**What the task requires**
With the pictures omitted, write out the entries that follow exactly as they stand.

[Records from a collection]

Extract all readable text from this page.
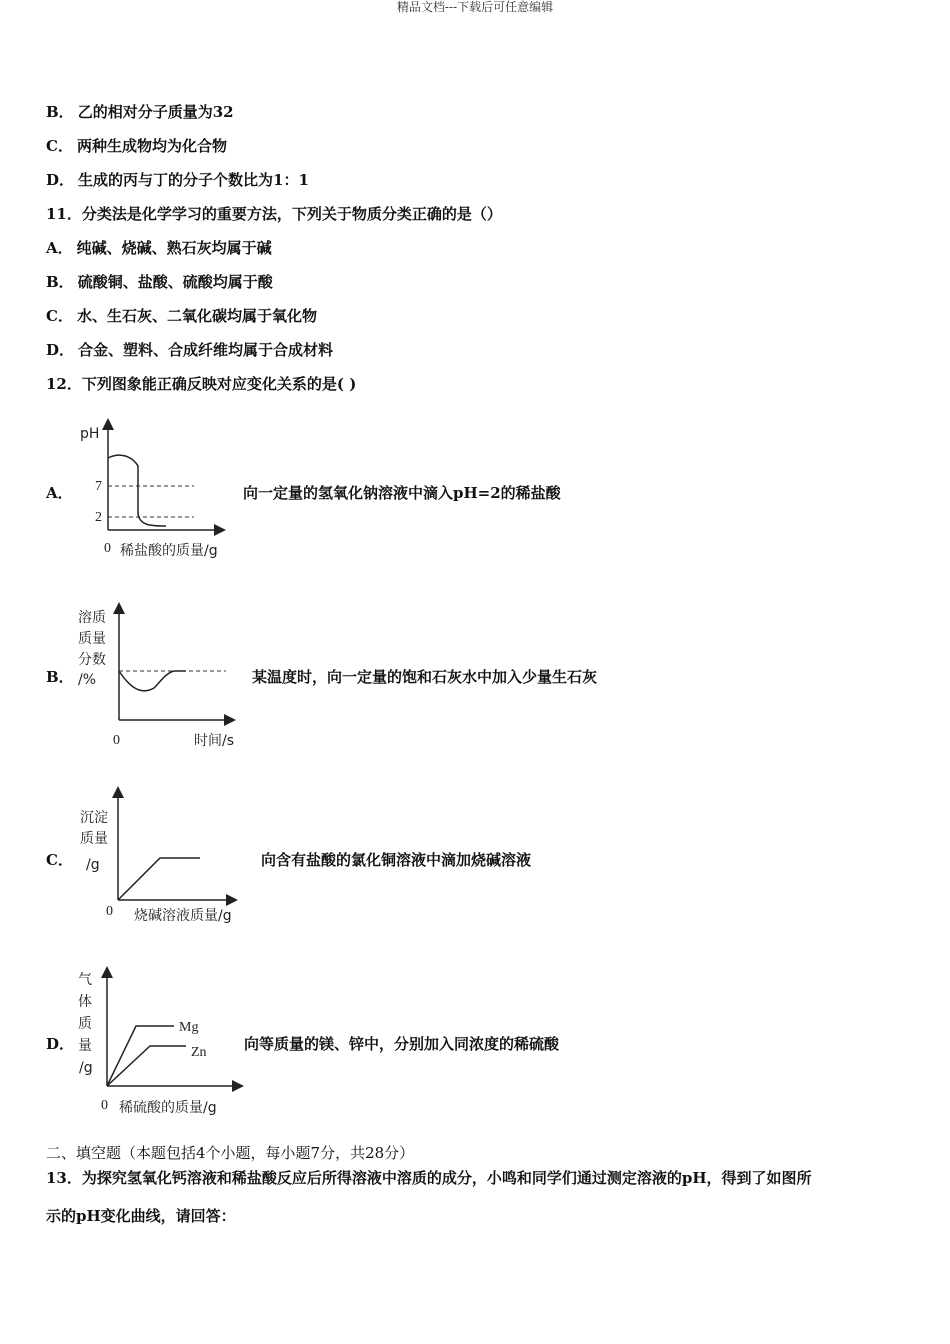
精品文档---下载后可任意编辑
B． 乙的相对分子质量为32
C． 两种生成物均为化合物
D． 生成的丙与丁的分子个数比为1：1
11．分类法是化学学习的重要方法，下列关于物质分类正确的是（）
A． 纯碱、烧碱、熟石灰均属于碱
B． 硫酸铜、盐酸、硫酸均属于酸
C． 水、生石灰、二氧化碳均属于氧化物
D． 合金、塑料、合成纤维均属于合成材料
12．下列图象能正确反映对应变化关系的是( )
A．
pH
7
2
0 稀盐酸的质量/g
向一定量的氢氧化钠溶液中滴入pH=2的稀盐酸
B．
溶质
质量
分数
/%
0	时间/s
某温度时，向一定量的饱和石灰水中加入少量生石灰
C．
沉淀
质量
/g
0 烧碱溶液质量/g
向含有盐酸的氯化铜溶液中滴加烧碱溶液
D．
气
体
质
量
/g
Mg
Zn
0 稀硫酸的质量/g
向等质量的镁、锌中，分别加入同浓度的稀硫酸
二、填空题（本题包括4个小题，每小题7分，共28分）
13．为探究氢氧化钙溶液和稀盐酸反应后所得溶液中溶质的成分，小鸣和同学们通过测定溶液的pH，得到了如图所
示的pH变化曲线，请回答：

**The result**
Extract all readable text from this page.
精品文档---下载后可任意编辑
B． 乙的相对分子质量为32
C． 两种生成物均为化合物
D． 生成的丙与丁的分子个数比为1：1
11．分类法是化学学习的重要方法，下列关于物质分类正确的是（）
A． 纯碱、烧碱、熟石灰均属于碱
B． 硫酸铜、盐酸、硫酸均属于酸
C． 水、生石灰、二氧化碳均属于氧化物
D． 合金、塑料、合成纤维均属于合成材料
12．下列图象能正确反映对应变化关系的是( )
A．
pH
7
2
0 稀盐酸的质量/g
向一定量的氢氧化钠溶液中滴入pH=2的稀盐酸
B．
溶质
质量
分数
/%
0	时间/s
某温度时，向一定量的饱和石灰水中加入少量生石灰
C．
沉淀
质量
/g
0 烧碱溶液质量/g
向含有盐酸的氯化铜溶液中滴加烧碱溶液
D．
气
体
质
量
/g
Mg
Zn
0 稀硫酸的质量/g
向等质量的镁、锌中，分别加入同浓度的稀硫酸
二、填空题（本题包括4个小题，每小题7分，共28分）
13．为探究氢氧化钙溶液和稀盐酸反应后所得溶液中溶质的成分，小鸣和同学们通过测定溶液的pH，得到了如图所
示的pH变化曲线，请回答：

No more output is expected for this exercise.